MG was measured by a Contour® Next Link glucose meter (Bayer, Tarrytown, NY) using the glucose oxidase method with venous blood during the FSTs and capillary blood for the remainder. This meter meets the ISO 15197:2013 standard. 20
Sensor Data Analysis
Descriptive data analyses for aggregate and individual sensor performance were undertaken. ORS data were also analyzed by sensing modality. As the study tested sensor performance, recorder, connection and calibration failures are excluded.
Accuracy, compared to reference PG and MG values, was assessed by (1) mean absolute relative difference (MARD); (2) proportion of points meeting ISO 15197:2013 standard; 20 (3) Clarke error grid analysis (EGA); 21 and (4) proportion of points within 20 mg/dL and 40 mg/dL of reference for glucose ≤80 mg/dL, and within 20% and 40% of reference for glucose >80 mg/dL (known as 20/20 and 40/40 agreement, respectively). Within the low glucose range (40-80 mg/dL), accuracy was assessed by mean absolute difference. Reliability was assessed by display time (the proportion of time the algorithm displayed a glucose value), and lifetime of functioning sensor (presented as time-averaged mean survival, and by Kaplan–Meier plot). Premature sensor loss was defined as functionality <164 hours. Comparison testing was performed via 2-tailed unpaired t-test for continuous data with normal distribution, log-rank test for survival distribution, and chi-square test (or Fisher’s exact test when samples sizes were small) for categorical data. Statistical significance was taken at P < .05.
Sensor insertion site appearance was assessed visually postexplant.
Results
All participants (9 males, 12 females) completed the protocol. Their clinical characteristics (mean ± SD) were age 54 ± 13 years, body mass index 27.5 ± 5.7 kg/m2, diabetes duration 29 ± 13 years, HbA1c 7.3 ± 0.8% (56 ± 8 mmol/mol), total daily insulin 61 ± 49 units. Sensor data were not recorded for n = 1 ORS (connection failure) and n = 2 SRS (recorder failures).

## Data records
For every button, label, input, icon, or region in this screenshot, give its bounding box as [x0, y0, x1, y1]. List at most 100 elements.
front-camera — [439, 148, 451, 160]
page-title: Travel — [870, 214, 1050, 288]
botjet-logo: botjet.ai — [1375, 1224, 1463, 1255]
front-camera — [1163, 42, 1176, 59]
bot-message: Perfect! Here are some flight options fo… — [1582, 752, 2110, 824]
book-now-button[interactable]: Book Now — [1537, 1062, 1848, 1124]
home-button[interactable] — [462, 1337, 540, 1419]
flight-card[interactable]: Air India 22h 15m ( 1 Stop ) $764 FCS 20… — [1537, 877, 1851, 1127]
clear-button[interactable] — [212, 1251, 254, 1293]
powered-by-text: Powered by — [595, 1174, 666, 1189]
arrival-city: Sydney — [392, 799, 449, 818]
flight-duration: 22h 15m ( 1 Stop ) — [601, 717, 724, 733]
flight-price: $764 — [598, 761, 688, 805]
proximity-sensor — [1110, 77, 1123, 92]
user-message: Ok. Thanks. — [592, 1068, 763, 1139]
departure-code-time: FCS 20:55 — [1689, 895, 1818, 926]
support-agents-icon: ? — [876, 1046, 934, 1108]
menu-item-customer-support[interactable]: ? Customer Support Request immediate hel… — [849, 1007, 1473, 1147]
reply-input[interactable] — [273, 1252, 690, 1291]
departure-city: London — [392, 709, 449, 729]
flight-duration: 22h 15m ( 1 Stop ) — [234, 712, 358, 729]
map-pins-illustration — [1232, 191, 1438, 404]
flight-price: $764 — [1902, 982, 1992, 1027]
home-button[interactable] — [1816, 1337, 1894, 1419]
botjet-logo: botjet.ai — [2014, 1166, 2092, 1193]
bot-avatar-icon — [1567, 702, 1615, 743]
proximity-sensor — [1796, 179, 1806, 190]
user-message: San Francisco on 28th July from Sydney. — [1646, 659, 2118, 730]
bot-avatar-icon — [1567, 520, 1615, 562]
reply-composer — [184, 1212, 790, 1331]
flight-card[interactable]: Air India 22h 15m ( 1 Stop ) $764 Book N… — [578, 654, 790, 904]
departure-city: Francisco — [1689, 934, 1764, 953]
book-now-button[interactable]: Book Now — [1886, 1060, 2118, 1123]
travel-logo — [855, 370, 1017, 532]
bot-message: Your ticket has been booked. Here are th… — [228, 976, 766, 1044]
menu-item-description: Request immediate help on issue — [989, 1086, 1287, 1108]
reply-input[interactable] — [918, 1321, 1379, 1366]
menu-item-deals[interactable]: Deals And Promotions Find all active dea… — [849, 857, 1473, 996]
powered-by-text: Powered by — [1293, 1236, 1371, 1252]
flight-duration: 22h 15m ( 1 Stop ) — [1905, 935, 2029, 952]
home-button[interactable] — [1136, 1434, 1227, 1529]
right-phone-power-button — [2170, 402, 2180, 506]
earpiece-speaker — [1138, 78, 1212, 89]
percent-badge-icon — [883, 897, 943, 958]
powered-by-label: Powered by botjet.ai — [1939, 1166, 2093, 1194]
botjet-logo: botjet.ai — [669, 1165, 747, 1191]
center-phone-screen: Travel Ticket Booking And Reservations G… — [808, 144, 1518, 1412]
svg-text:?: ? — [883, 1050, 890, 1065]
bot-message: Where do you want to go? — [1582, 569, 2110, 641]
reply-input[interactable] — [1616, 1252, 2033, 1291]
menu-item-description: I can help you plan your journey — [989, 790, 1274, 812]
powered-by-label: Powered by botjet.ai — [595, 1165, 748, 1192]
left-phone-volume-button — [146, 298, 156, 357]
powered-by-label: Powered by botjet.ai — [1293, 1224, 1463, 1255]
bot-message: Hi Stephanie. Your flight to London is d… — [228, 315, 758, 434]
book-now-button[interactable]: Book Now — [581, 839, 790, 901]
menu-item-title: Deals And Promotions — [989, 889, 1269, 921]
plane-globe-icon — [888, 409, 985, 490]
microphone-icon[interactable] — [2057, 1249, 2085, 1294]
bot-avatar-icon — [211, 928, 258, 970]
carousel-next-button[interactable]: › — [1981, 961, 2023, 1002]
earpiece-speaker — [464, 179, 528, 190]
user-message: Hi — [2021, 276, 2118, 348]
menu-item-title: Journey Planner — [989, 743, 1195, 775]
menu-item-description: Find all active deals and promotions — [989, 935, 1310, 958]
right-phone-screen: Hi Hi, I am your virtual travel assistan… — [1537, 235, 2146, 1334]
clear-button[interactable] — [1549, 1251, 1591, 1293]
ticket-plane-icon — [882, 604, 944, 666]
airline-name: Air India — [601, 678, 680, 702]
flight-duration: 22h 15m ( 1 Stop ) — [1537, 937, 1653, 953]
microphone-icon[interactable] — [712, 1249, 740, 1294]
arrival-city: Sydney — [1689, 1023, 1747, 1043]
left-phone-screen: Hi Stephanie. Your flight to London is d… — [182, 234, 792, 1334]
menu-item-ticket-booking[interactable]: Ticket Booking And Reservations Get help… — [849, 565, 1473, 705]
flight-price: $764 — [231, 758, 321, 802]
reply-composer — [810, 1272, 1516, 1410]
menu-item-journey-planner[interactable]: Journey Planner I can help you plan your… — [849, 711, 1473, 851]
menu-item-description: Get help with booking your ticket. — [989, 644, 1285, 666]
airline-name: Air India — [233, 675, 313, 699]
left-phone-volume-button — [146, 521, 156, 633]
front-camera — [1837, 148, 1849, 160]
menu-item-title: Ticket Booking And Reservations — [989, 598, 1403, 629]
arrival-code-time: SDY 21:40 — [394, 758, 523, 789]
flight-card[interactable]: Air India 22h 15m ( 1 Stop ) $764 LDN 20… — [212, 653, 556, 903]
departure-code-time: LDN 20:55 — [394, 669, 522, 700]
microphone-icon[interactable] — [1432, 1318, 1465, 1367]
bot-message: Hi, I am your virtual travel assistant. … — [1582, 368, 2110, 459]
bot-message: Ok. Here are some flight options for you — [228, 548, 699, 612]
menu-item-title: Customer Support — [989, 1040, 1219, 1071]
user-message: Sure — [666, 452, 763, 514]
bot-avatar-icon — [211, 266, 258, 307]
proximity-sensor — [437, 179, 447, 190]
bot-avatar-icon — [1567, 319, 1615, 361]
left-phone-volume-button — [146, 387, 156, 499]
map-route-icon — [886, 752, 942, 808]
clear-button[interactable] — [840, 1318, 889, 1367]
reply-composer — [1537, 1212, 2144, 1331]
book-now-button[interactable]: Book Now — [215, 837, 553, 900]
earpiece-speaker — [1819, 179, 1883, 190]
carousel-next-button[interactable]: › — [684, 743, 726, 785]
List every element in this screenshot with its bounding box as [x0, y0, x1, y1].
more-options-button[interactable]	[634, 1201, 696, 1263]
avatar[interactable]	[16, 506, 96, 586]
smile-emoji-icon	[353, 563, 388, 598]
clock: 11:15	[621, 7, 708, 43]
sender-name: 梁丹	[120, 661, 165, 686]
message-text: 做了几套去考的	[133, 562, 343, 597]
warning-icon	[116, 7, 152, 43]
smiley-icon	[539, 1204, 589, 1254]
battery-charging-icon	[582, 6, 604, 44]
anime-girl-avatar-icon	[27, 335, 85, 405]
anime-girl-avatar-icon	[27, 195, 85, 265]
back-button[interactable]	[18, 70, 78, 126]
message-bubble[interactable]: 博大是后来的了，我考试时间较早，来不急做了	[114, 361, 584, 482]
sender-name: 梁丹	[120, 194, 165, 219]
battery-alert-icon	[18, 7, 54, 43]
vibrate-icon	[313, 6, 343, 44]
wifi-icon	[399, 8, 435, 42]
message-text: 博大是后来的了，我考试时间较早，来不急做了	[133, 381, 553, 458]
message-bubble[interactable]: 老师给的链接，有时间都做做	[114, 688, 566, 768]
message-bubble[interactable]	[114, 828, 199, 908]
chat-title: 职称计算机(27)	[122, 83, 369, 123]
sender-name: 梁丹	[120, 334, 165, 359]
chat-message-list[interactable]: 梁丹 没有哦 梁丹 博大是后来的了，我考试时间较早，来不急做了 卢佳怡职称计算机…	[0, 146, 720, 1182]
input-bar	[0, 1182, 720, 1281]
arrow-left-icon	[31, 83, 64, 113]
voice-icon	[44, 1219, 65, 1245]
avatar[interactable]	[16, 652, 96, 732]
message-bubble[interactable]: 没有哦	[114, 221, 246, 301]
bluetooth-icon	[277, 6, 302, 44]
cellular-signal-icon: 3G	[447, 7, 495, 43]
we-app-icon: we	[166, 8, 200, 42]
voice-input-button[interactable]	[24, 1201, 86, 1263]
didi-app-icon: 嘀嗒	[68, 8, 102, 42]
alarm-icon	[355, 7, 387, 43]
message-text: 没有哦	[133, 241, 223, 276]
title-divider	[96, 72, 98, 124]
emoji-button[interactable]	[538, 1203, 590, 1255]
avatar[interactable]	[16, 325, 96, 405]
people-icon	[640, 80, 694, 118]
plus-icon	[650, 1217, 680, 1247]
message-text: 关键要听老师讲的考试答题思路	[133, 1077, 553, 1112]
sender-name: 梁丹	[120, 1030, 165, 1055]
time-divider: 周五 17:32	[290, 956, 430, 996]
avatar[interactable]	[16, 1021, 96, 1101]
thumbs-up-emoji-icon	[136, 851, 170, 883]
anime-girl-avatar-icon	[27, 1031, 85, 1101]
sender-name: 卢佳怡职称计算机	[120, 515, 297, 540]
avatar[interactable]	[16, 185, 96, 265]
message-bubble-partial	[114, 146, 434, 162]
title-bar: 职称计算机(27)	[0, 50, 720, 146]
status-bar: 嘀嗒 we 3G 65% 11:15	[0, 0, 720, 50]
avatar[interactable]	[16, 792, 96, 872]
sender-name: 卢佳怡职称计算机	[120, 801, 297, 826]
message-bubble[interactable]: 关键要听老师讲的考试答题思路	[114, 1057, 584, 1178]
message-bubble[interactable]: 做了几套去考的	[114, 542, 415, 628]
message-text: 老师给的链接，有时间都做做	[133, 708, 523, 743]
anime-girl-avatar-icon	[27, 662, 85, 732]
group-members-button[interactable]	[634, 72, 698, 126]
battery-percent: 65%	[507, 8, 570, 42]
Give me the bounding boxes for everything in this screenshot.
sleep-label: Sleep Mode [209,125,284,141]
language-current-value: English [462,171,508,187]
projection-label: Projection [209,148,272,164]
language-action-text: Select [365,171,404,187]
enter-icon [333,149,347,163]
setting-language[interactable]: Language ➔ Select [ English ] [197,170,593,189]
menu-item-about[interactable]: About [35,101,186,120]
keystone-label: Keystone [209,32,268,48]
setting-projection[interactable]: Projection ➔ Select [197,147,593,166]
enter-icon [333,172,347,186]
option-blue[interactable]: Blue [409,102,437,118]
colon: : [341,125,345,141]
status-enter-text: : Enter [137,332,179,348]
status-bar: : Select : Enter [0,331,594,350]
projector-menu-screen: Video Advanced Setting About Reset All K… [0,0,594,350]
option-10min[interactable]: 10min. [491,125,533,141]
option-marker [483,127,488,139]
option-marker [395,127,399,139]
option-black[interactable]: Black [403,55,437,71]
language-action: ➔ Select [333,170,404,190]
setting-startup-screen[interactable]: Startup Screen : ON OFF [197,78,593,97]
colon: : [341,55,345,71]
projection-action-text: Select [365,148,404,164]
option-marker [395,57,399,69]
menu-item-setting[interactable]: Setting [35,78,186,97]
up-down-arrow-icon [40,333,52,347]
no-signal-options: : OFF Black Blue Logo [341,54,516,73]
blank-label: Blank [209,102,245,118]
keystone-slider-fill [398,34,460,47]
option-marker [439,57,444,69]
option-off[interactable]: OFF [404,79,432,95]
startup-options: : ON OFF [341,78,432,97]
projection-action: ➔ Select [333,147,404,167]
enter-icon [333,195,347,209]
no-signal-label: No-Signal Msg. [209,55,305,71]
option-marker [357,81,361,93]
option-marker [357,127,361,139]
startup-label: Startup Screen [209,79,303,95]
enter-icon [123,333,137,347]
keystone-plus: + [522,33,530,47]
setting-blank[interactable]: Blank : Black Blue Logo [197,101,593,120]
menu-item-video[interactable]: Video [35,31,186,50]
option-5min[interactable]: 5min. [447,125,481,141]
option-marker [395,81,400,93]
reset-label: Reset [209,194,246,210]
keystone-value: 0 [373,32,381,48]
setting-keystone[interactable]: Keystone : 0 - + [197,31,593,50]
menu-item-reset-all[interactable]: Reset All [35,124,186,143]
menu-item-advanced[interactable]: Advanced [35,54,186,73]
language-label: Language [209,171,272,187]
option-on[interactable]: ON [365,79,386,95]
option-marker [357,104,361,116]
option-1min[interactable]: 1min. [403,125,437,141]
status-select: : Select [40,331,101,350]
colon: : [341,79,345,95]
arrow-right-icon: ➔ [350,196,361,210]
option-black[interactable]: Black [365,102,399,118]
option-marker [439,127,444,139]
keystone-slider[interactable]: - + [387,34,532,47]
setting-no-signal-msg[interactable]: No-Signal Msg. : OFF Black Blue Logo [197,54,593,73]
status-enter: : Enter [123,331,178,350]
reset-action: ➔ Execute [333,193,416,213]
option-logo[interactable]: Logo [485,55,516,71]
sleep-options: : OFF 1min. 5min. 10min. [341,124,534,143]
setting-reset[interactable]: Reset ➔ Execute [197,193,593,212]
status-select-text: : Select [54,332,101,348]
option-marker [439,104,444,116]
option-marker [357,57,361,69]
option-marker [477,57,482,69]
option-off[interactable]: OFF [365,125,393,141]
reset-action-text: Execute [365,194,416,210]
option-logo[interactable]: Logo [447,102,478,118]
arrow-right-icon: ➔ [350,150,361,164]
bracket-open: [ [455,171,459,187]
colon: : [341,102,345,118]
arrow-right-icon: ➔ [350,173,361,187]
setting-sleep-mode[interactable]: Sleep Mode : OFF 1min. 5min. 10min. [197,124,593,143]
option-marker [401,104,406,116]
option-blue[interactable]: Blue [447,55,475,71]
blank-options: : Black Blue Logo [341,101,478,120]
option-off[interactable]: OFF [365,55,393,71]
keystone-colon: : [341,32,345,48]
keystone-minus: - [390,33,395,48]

## Instructions
a. Answer these questions from the sensor study text, one line each:
(i) Which glucose meter was used to measure MG?
(ii) How was premature sensor loss defined?
(iii) How many of the participants were female?
b. Turn the paragraph of the sensor study text that begins "Accuracy, compared to reference PG and MG values" into a concise list that keeps its main facts.

## Solutions by task
a.
(i) A Contour® Next Link glucose meter (Bayer, Tarrytown, NY).
(ii) As sensor functionality of less than 164 hours.
(iii) 12.

b.
- Accuracy against reference PG and MG values:
  - Mean absolute relative difference (MARD)
  - Proportion of points meeting the ISO 15197:2013 standard
  - Clarke error grid analysis (EGA)
  - 20/20 and 40/40 agreement: points within 20 or 40 mg/dL of reference for glucose ≤80 mg/dL, and within 20% or 40% for glucose >80 mg/dL
- Accuracy in the low range (40-80 mg/dL): mean absolute difference
- Reliability:
  - Display time (proportion of time a glucose value was displayed)
  - Lifetime of functioning sensor (time-averaged mean survival and Kaplan–Meier plot)
- Premature sensor loss: functionality <164 hours
- Comparison tests:
  - 2-tailed unpaired t-test for normally distributed continuous data
  - Log-rank test for survival distribution
  - Chi-square test (Fisher's exact test for small samples) for categorical data
- Significance threshold: P < .05